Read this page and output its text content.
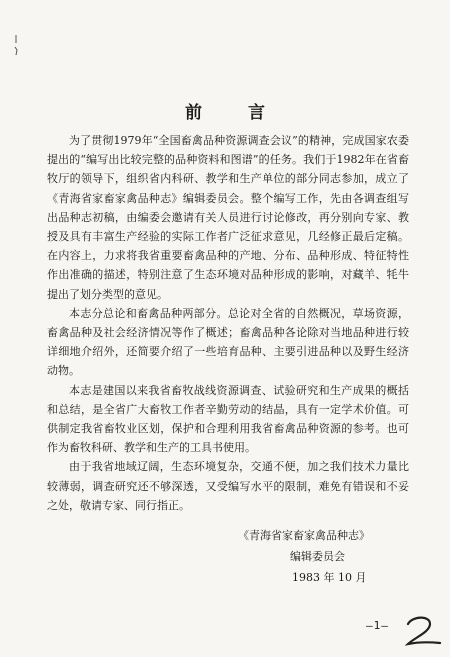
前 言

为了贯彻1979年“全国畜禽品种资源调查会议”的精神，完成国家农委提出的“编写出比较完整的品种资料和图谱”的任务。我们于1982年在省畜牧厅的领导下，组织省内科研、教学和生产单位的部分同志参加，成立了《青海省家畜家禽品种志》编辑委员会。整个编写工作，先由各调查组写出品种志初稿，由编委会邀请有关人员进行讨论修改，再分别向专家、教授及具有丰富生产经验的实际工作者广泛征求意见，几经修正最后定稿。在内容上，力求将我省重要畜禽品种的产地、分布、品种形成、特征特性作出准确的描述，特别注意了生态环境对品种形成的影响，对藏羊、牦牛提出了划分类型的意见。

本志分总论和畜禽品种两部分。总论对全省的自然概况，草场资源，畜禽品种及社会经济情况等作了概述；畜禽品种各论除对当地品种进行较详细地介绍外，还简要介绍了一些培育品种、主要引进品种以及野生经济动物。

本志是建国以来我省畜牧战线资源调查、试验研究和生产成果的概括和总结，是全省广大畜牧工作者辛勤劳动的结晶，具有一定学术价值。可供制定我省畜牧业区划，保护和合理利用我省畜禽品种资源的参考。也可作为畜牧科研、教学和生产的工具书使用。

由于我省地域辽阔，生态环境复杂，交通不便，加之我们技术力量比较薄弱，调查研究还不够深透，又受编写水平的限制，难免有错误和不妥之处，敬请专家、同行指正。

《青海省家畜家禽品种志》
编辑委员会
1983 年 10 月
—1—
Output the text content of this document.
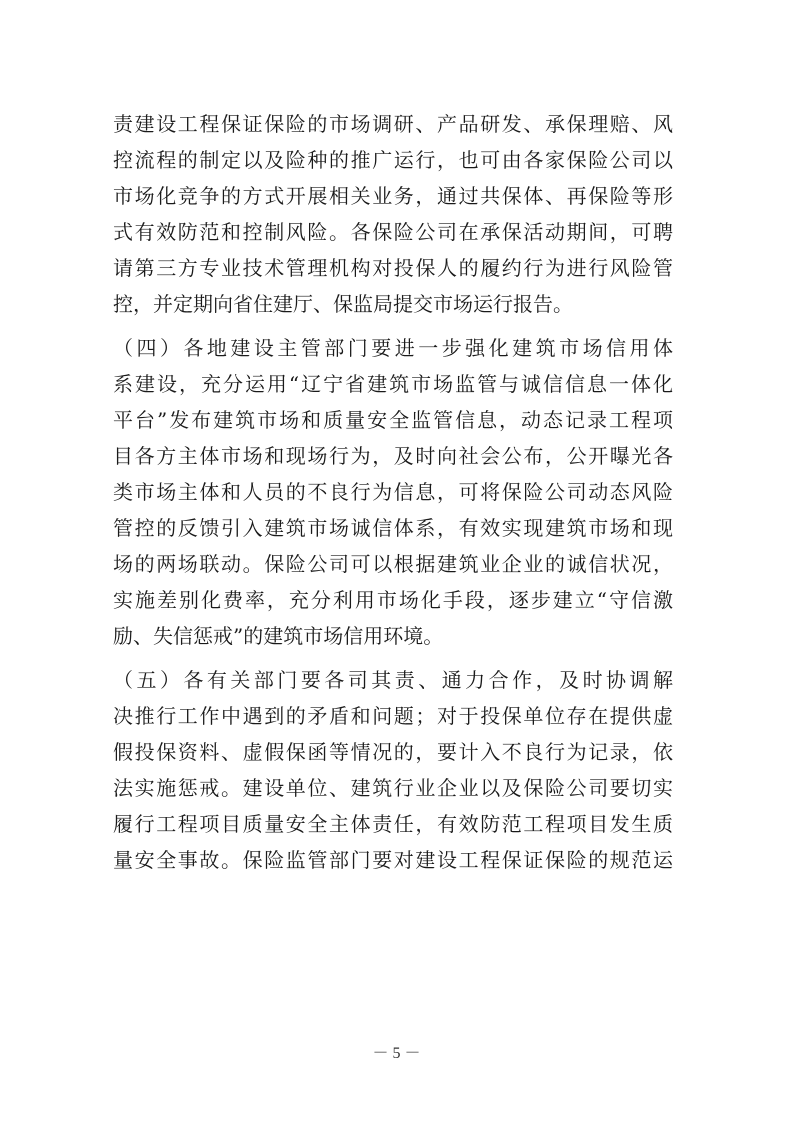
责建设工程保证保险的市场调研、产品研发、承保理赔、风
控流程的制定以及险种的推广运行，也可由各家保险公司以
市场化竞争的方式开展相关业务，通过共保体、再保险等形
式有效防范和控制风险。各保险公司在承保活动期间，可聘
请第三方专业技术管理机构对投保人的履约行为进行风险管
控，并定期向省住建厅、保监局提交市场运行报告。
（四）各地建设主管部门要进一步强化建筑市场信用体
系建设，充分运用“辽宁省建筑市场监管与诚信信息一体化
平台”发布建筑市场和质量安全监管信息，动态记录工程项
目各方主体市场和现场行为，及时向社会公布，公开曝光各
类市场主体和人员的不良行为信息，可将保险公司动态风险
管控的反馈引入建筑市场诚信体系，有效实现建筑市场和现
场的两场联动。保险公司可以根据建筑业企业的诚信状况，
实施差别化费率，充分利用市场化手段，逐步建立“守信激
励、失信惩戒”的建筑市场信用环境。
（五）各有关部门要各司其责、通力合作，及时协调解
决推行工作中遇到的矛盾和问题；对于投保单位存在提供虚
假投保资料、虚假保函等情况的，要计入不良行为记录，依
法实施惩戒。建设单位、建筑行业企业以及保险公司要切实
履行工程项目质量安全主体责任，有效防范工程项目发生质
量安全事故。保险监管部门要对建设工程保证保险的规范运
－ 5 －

• • • • • • •

- **WHAT THE TASK REQUIRES**: Your task is to repeat the material above exactly, without its pictures.

- **OUTPUT OF THE EXERCISE**:
Read this page and output its text content.
前 言

为了贯彻1979年“全国畜禽品种资源调查会议”的精神，完成国家农委提出的“编写出比较完整的品种资料和图谱”的任务。我们于1982年在省畜牧厅的领导下，组织省内科研、教学和生产单位的部分同志参加，成立了《青海省家畜家禽品种志》编辑委员会。整个编写工作，先由各调查组写出品种志初稿，由编委会邀请有关人员进行讨论修改，再分别向专家、教授及具有丰富生产经验的实际工作者广泛征求意见，几经修正最后定稿。在内容上，力求将我省重要畜禽品种的产地、分布、品种形成、特征特性作出准确的描述，特别注意了生态环境对品种形成的影响，对藏羊、牦牛提出了划分类型的意见。

本志分总论和畜禽品种两部分。总论对全省的自然概况，草场资源，畜禽品种及社会经济情况等作了概述；畜禽品种各论除对当地品种进行较详细地介绍外，还简要介绍了一些培育品种、主要引进品种以及野生经济动物。

本志是建国以来我省畜牧战线资源调查、试验研究和生产成果的概括和总结，是全省广大畜牧工作者辛勤劳动的结晶，具有一定学术价值。可供制定我省畜牧业区划，保护和合理利用我省畜禽品种资源的参考。也可作为畜牧科研、教学和生产的工具书使用。

由于我省地域辽阔，生态环境复杂，交通不便，加之我们技术力量比较薄弱，调查研究还不够深透，又受编写水平的限制，难免有错误和不妥之处，敬请专家、同行指正。

《青海省家畜家禽品种志》
编辑委员会
1983 年 10 月
—1—
Output the text content of this document.
责建设工程保证保险的市场调研、产品研发、承保理赔、风
控流程的制定以及险种的推广运行，也可由各家保险公司以
市场化竞争的方式开展相关业务，通过共保体、再保险等形
式有效防范和控制风险。各保险公司在承保活动期间，可聘
请第三方专业技术管理机构对投保人的履约行为进行风险管
控，并定期向省住建厅、保监局提交市场运行报告。
（四）各地建设主管部门要进一步强化建筑市场信用体
系建设，充分运用“辽宁省建筑市场监管与诚信信息一体化
平台”发布建筑市场和质量安全监管信息，动态记录工程项
目各方主体市场和现场行为，及时向社会公布，公开曝光各
类市场主体和人员的不良行为信息，可将保险公司动态风险
管控的反馈引入建筑市场诚信体系，有效实现建筑市场和现
场的两场联动。保险公司可以根据建筑业企业的诚信状况，
实施差别化费率，充分利用市场化手段，逐步建立“守信激
励、失信惩戒”的建筑市场信用环境。
（五）各有关部门要各司其责、通力合作，及时协调解
决推行工作中遇到的矛盾和问题；对于投保单位存在提供虚
假投保资料、虚假保函等情况的，要计入不良行为记录，依
法实施惩戒。建设单位、建筑行业企业以及保险公司要切实
履行工程项目质量安全主体责任，有效防范工程项目发生质
量安全事故。保险监管部门要对建设工程保证保险的规范运
－ 5 －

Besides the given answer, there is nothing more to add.